• _EXERCISE REQUIREMENTS_
Copy, from the entries below, each line where the word "鹿港鎮縣立鹿港國小" can be found.
### RECORDS SHOWN
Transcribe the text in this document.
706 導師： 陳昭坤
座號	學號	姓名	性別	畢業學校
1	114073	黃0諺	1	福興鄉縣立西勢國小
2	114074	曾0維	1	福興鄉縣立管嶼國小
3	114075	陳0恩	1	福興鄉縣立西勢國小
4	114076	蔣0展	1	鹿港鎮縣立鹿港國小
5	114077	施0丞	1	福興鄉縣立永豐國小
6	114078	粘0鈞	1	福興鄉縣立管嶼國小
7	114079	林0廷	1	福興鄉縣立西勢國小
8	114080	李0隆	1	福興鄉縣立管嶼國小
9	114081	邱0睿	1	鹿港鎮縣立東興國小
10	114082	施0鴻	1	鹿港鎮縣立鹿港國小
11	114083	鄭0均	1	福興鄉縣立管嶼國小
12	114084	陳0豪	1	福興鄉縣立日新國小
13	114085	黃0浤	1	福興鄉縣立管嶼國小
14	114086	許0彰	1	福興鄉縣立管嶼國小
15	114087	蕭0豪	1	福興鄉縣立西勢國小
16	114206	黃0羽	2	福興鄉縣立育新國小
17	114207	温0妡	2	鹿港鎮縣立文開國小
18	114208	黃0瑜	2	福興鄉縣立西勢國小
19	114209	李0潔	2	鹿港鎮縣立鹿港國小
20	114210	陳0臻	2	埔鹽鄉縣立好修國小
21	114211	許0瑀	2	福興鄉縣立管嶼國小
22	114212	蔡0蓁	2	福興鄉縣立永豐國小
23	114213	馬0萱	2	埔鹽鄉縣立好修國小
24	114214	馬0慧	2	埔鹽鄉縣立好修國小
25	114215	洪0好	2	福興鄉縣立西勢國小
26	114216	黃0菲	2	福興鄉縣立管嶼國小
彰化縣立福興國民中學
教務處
######
• _TASK RESPONSE_
4	114076	蔣0展	1	鹿港鎮縣立鹿港國小
10	114082	施0鴻	1	鹿港鎮縣立鹿港國小
19	114209	李0潔	2	鹿港鎮縣立鹿港國小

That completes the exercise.